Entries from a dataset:
****************
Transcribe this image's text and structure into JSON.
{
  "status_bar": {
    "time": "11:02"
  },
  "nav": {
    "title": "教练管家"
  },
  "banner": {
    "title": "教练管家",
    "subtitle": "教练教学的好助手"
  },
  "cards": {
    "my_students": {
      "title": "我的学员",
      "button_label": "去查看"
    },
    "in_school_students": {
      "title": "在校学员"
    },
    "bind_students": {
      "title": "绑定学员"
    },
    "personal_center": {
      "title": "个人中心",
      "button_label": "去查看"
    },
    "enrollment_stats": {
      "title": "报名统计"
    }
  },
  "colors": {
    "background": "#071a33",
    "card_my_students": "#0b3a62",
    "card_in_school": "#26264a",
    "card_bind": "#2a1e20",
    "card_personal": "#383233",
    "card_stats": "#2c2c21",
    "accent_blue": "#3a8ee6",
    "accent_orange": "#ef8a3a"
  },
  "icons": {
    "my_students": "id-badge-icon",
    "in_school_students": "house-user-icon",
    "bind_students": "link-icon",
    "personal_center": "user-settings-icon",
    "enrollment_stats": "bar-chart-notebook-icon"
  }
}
****************
Please quote the records above exactly, without skipping a line.

Transcribe this image's text and structure into JSON.
{
  "status_bar": {
    "time": "11:02"
  },
  "nav": {
    "title": "教练管家"
  },
  "banner": {
    "title": "教练管家",
    "subtitle": "教练教学的好助手"
  },
  "cards": {
    "my_students": {
      "title": "我的学员",
      "button_label": "去查看"
    },
    "in_school_students": {
      "title": "在校学员"
    },
    "bind_students": {
      "title": "绑定学员"
    },
    "personal_center": {
      "title": "个人中心",
      "button_label": "去查看"
    },
    "enrollment_stats": {
      "title": "报名统计"
    }
  },
  "colors": {
    "background": "#071a33",
    "card_my_students": "#0b3a62",
    "card_in_school": "#26264a",
    "card_bind": "#2a1e20",
    "card_personal": "#383233",
    "card_stats": "#2c2c21",
    "accent_blue": "#3a8ee6",
    "accent_orange": "#ef8a3a"
  },
  "icons": {
    "my_students": "id-badge-icon",
    "in_school_students": "house-user-icon",
    "bind_students": "link-icon",
    "personal_center": "user-settings-icon",
    "enrollment_stats": "bar-chart-notebook-icon"
  }
}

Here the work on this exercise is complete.